What you are asked to do.
From the listing below, return each line that includes "JSON".

Data provided.
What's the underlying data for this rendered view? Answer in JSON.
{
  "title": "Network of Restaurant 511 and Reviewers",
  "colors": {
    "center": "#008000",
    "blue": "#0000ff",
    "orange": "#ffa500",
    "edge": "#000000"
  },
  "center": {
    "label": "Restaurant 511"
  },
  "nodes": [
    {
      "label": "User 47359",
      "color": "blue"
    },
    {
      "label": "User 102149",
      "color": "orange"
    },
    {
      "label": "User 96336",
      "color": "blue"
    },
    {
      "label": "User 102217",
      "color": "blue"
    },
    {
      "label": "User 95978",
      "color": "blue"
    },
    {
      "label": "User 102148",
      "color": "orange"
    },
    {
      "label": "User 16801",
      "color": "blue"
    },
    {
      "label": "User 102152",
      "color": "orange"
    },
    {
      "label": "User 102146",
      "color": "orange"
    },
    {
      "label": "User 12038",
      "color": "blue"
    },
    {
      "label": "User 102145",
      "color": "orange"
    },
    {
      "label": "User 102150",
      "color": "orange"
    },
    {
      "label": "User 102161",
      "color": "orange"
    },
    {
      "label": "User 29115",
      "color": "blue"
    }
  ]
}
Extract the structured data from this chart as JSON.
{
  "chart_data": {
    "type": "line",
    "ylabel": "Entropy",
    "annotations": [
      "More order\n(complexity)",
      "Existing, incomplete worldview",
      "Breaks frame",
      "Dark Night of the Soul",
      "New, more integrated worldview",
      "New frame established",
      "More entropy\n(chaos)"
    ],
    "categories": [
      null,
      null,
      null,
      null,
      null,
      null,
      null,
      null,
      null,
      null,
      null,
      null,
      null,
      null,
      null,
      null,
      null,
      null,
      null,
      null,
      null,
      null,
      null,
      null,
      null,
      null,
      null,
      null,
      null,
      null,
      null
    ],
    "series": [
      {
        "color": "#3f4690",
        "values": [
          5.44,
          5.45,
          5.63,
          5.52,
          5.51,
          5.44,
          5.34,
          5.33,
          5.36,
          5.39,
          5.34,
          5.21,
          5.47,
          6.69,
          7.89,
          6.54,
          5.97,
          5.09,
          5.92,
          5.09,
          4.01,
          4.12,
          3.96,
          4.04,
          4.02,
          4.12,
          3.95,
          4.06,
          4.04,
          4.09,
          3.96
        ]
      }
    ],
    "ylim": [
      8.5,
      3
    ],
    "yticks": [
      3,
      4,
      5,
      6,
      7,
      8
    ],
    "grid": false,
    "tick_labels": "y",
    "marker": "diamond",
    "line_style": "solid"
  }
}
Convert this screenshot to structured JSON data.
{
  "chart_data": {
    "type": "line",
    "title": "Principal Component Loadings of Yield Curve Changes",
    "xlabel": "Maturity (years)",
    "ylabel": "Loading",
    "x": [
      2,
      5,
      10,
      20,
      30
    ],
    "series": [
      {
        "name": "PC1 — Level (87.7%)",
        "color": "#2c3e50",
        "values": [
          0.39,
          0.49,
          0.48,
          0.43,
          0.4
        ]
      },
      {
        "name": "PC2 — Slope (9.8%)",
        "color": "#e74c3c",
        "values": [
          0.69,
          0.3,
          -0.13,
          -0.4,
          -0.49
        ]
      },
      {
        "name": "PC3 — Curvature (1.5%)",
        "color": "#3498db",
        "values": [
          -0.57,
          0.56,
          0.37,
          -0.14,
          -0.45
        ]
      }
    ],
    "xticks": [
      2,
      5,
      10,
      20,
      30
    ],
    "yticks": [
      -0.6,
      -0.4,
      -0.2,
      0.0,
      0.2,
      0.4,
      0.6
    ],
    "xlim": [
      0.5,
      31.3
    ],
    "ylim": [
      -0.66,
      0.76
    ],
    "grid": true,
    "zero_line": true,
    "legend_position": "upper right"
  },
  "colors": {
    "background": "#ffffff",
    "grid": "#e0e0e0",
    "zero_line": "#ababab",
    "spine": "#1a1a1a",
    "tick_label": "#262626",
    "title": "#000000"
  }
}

Answer to the problem.
What's the underlying data for this rendered view? Answer in JSON.
Extract the structured data from this chart as JSON.
Convert this screenshot to structured JSON data.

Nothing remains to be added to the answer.